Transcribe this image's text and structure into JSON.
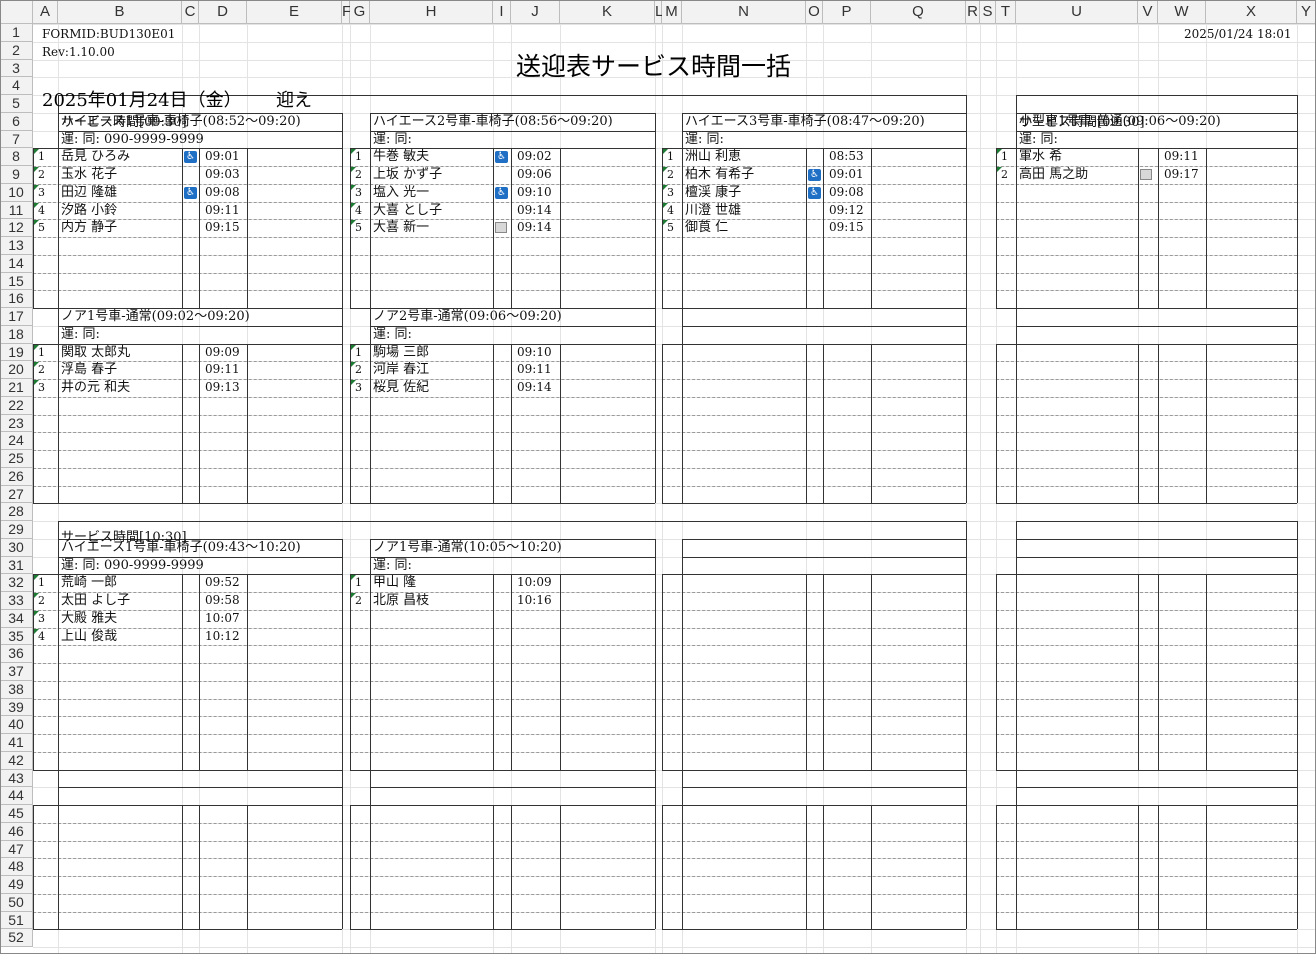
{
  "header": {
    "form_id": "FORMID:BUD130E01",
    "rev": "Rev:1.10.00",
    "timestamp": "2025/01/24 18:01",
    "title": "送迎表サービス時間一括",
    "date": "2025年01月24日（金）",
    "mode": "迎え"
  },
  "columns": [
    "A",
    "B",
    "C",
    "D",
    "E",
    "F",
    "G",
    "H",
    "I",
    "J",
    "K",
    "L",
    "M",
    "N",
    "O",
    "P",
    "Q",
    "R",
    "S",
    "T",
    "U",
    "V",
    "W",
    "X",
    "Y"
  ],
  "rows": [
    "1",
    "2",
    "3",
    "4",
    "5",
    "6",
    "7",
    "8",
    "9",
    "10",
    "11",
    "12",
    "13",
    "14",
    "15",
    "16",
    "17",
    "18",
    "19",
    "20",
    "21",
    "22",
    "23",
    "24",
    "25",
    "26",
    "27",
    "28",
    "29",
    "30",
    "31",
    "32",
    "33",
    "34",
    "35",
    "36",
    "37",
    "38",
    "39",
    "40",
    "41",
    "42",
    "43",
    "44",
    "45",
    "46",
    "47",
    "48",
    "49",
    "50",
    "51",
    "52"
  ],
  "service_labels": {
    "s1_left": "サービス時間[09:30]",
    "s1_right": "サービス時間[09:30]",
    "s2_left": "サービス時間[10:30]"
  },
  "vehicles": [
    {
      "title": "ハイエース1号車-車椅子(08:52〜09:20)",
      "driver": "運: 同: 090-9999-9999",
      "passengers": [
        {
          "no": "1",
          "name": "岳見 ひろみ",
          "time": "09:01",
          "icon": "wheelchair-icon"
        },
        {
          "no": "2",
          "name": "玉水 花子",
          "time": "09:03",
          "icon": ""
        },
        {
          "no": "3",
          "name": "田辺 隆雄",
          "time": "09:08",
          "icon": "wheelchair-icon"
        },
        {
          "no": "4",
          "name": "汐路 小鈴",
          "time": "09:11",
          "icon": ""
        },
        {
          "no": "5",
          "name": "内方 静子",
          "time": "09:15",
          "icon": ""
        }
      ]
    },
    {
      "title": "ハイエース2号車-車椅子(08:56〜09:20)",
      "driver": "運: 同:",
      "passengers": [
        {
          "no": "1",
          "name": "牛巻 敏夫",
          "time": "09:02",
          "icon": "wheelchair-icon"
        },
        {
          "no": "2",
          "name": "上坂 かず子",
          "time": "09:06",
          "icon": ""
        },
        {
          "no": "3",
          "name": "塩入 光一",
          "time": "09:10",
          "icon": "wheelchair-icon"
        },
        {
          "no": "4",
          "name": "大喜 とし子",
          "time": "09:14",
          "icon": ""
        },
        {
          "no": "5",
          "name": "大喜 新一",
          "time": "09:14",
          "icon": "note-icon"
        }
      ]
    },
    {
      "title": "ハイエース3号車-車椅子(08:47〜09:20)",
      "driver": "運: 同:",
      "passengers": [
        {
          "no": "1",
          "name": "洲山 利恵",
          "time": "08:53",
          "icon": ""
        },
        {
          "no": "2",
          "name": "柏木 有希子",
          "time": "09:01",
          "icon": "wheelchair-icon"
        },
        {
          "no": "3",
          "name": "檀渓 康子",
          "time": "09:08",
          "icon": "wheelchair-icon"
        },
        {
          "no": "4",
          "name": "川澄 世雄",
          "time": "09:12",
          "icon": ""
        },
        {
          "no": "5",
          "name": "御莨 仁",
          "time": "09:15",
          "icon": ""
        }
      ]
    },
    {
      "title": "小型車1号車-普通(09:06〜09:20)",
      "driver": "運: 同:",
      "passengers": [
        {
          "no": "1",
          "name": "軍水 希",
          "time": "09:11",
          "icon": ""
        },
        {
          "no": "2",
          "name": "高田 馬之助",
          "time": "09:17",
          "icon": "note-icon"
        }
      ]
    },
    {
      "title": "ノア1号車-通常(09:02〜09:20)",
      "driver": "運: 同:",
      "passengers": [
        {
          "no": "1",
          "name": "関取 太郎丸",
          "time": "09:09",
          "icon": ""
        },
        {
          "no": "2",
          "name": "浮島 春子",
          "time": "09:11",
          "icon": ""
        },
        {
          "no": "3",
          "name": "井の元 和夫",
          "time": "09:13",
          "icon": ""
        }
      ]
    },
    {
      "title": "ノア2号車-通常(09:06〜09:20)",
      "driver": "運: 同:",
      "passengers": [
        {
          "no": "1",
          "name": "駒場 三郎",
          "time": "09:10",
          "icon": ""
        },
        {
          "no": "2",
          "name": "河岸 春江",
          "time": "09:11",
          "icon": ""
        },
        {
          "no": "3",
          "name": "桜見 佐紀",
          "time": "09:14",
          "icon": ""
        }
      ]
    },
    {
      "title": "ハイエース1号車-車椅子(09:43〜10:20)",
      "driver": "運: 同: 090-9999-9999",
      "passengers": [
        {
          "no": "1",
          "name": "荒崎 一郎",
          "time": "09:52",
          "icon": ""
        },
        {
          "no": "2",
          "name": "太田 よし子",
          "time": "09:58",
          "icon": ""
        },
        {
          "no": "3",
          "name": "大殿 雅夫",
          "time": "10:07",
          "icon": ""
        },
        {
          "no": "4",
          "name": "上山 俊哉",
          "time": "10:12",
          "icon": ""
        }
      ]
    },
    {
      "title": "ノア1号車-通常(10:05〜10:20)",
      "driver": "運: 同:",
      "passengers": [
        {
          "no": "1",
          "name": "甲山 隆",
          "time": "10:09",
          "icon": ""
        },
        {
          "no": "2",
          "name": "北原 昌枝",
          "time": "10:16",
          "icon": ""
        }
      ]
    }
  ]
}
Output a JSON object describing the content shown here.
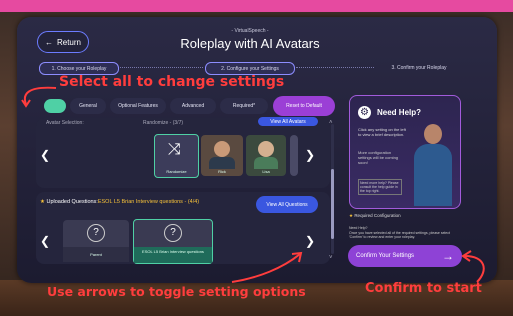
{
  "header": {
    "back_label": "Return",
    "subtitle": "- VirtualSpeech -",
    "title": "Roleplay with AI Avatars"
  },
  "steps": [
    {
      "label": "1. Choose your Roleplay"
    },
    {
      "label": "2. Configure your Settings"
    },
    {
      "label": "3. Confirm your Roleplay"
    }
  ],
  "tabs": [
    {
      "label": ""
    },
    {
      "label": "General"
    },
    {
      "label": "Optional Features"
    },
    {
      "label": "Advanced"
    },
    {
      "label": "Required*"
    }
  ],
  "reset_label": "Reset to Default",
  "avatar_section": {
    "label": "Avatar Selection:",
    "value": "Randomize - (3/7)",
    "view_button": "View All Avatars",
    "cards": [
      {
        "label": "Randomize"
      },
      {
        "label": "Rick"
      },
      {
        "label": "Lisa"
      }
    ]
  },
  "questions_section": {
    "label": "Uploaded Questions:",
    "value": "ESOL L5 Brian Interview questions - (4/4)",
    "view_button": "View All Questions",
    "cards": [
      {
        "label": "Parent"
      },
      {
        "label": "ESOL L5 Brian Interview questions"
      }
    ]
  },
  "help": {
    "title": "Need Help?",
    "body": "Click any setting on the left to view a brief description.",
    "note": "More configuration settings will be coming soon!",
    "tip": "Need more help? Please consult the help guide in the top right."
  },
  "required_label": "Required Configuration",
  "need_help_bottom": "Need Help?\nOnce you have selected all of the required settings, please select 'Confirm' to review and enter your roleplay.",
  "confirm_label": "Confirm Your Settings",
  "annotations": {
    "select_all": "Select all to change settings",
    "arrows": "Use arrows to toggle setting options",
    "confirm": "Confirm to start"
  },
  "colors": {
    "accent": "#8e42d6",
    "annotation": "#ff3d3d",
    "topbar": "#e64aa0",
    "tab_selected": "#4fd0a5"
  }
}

=======

### [What you should do]
Transcribe the records above exactly as they appear, leaving out any pictures.

### [Response for this exercise]
Transcribe this image's text and structure into JSON.
{
  "header": {
    "form_id": "FORMID:BUD130E01",
    "rev": "Rev:1.10.00",
    "timestamp": "2025/01/24 18:01",
    "title": "送迎表サービス時間一括",
    "date": "2025年01月24日（金）",
    "mode": "迎え"
  },
  "columns": [
    "A",
    "B",
    "C",
    "D",
    "E",
    "F",
    "G",
    "H",
    "I",
    "J",
    "K",
    "L",
    "M",
    "N",
    "O",
    "P",
    "Q",
    "R",
    "S",
    "T",
    "U",
    "V",
    "W",
    "X",
    "Y"
  ],
  "rows": [
    "1",
    "2",
    "3",
    "4",
    "5",
    "6",
    "7",
    "8",
    "9",
    "10",
    "11",
    "12",
    "13",
    "14",
    "15",
    "16",
    "17",
    "18",
    "19",
    "20",
    "21",
    "22",
    "23",
    "24",
    "25",
    "26",
    "27",
    "28",
    "29",
    "30",
    "31",
    "32",
    "33",
    "34",
    "35",
    "36",
    "37",
    "38",
    "39",
    "40",
    "41",
    "42",
    "43",
    "44",
    "45",
    "46",
    "47",
    "48",
    "49",
    "50",
    "51",
    "52"
  ],
  "service_labels": {
    "s1_left": "サービス時間[09:30]",
    "s1_right": "サービス時間[09:30]",
    "s2_left": "サービス時間[10:30]"
  },
  "vehicles": [
    {
      "title": "ハイエース1号車-車椅子(08:52〜09:20)",
      "driver": "運: 同: 090-9999-9999",
      "passengers": [
        {
          "no": "1",
          "name": "岳見 ひろみ",
          "time": "09:01",
          "icon": "wheelchair-icon"
        },
        {
          "no": "2",
          "name": "玉水 花子",
          "time": "09:03",
          "icon": ""
        },
        {
          "no": "3",
          "name": "田辺 隆雄",
          "time": "09:08",
          "icon": "wheelchair-icon"
        },
        {
          "no": "4",
          "name": "汐路 小鈴",
          "time": "09:11",
          "icon": ""
        },
        {
          "no": "5",
          "name": "内方 静子",
          "time": "09:15",
          "icon": ""
        }
      ]
    },
    {
      "title": "ハイエース2号車-車椅子(08:56〜09:20)",
      "driver": "運: 同:",
      "passengers": [
        {
          "no": "1",
          "name": "牛巻 敏夫",
          "time": "09:02",
          "icon": "wheelchair-icon"
        },
        {
          "no": "2",
          "name": "上坂 かず子",
          "time": "09:06",
          "icon": ""
        },
        {
          "no": "3",
          "name": "塩入 光一",
          "time": "09:10",
          "icon": "wheelchair-icon"
        },
        {
          "no": "4",
          "name": "大喜 とし子",
          "time": "09:14",
          "icon": ""
        },
        {
          "no": "5",
          "name": "大喜 新一",
          "time": "09:14",
          "icon": "note-icon"
        }
      ]
    },
    {
      "title": "ハイエース3号車-車椅子(08:47〜09:20)",
      "driver": "運: 同:",
      "passengers": [
        {
          "no": "1",
          "name": "洲山 利恵",
          "time": "08:53",
          "icon": ""
        },
        {
          "no": "2",
          "name": "柏木 有希子",
          "time": "09:01",
          "icon": "wheelchair-icon"
        },
        {
          "no": "3",
          "name": "檀渓 康子",
          "time": "09:08",
          "icon": "wheelchair-icon"
        },
        {
          "no": "4",
          "name": "川澄 世雄",
          "time": "09:12",
          "icon": ""
        },
        {
          "no": "5",
          "name": "御莨 仁",
          "time": "09:15",
          "icon": ""
        }
      ]
    },
    {
      "title": "小型車1号車-普通(09:06〜09:20)",
      "driver": "運: 同:",
      "passengers": [
        {
          "no": "1",
          "name": "軍水 希",
          "time": "09:11",
          "icon": ""
        },
        {
          "no": "2",
          "name": "高田 馬之助",
          "time": "09:17",
          "icon": "note-icon"
        }
      ]
    },
    {
      "title": "ノア1号車-通常(09:02〜09:20)",
      "driver": "運: 同:",
      "passengers": [
        {
          "no": "1",
          "name": "関取 太郎丸",
          "time": "09:09",
          "icon": ""
        },
        {
          "no": "2",
          "name": "浮島 春子",
          "time": "09:11",
          "icon": ""
        },
        {
          "no": "3",
          "name": "井の元 和夫",
          "time": "09:13",
          "icon": ""
        }
      ]
    },
    {
      "title": "ノア2号車-通常(09:06〜09:20)",
      "driver": "運: 同:",
      "passengers": [
        {
          "no": "1",
          "name": "駒場 三郎",
          "time": "09:10",
          "icon": ""
        },
        {
          "no": "2",
          "name": "河岸 春江",
          "time": "09:11",
          "icon": ""
        },
        {
          "no": "3",
          "name": "桜見 佐紀",
          "time": "09:14",
          "icon": ""
        }
      ]
    },
    {
      "title": "ハイエース1号車-車椅子(09:43〜10:20)",
      "driver": "運: 同: 090-9999-9999",
      "passengers": [
        {
          "no": "1",
          "name": "荒崎 一郎",
          "time": "09:52",
          "icon": ""
        },
        {
          "no": "2",
          "name": "太田 よし子",
          "time": "09:58",
          "icon": ""
        },
        {
          "no": "3",
          "name": "大殿 雅夫",
          "time": "10:07",
          "icon": ""
        },
        {
          "no": "4",
          "name": "上山 俊哉",
          "time": "10:12",
          "icon": ""
        }
      ]
    },
    {
      "title": "ノア1号車-通常(10:05〜10:20)",
      "driver": "運: 同:",
      "passengers": [
        {
          "no": "1",
          "name": "甲山 隆",
          "time": "10:09",
          "icon": ""
        },
        {
          "no": "2",
          "name": "北原 昌枝",
          "time": "10:16",
          "icon": ""
        }
      ]
    }
  ]
}
Output a JSON object describing the content shown here.
{
  "header": {
    "back_label": "Return",
    "subtitle": "- VirtualSpeech -",
    "title": "Roleplay with AI Avatars"
  },
  "steps": [
    {
      "label": "1. Choose your Roleplay"
    },
    {
      "label": "2. Configure your Settings"
    },
    {
      "label": "3. Confirm your Roleplay"
    }
  ],
  "tabs": [
    {
      "label": ""
    },
    {
      "label": "General"
    },
    {
      "label": "Optional Features"
    },
    {
      "label": "Advanced"
    },
    {
      "label": "Required*"
    }
  ],
  "reset_label": "Reset to Default",
  "avatar_section": {
    "label": "Avatar Selection:",
    "value": "Randomize - (3/7)",
    "view_button": "View All Avatars",
    "cards": [
      {
        "label": "Randomize"
      },
      {
        "label": "Rick"
      },
      {
        "label": "Lisa"
      }
    ]
  },
  "questions_section": {
    "label": "Uploaded Questions:",
    "value": "ESOL L5 Brian Interview questions - (4/4)",
    "view_button": "View All Questions",
    "cards": [
      {
        "label": "Parent"
      },
      {
        "label": "ESOL L5 Brian Interview questions"
      }
    ]
  },
  "help": {
    "title": "Need Help?",
    "body": "Click any setting on the left to view a brief description.",
    "note": "More configuration settings will be coming soon!",
    "tip": "Need more help? Please consult the help guide in the top right."
  },
  "required_label": "Required Configuration",
  "need_help_bottom": "Need Help?\nOnce you have selected all of the required settings, please select 'Confirm' to review and enter your roleplay.",
  "confirm_label": "Confirm Your Settings",
  "annotations": {
    "select_all": "Select all to change settings",
    "arrows": "Use arrows to toggle setting options",
    "confirm": "Confirm to start"
  },
  "colors": {
    "accent": "#8e42d6",
    "annotation": "#ff3d3d",
    "topbar": "#e64aa0",
    "tab_selected": "#4fd0a5"
  }
}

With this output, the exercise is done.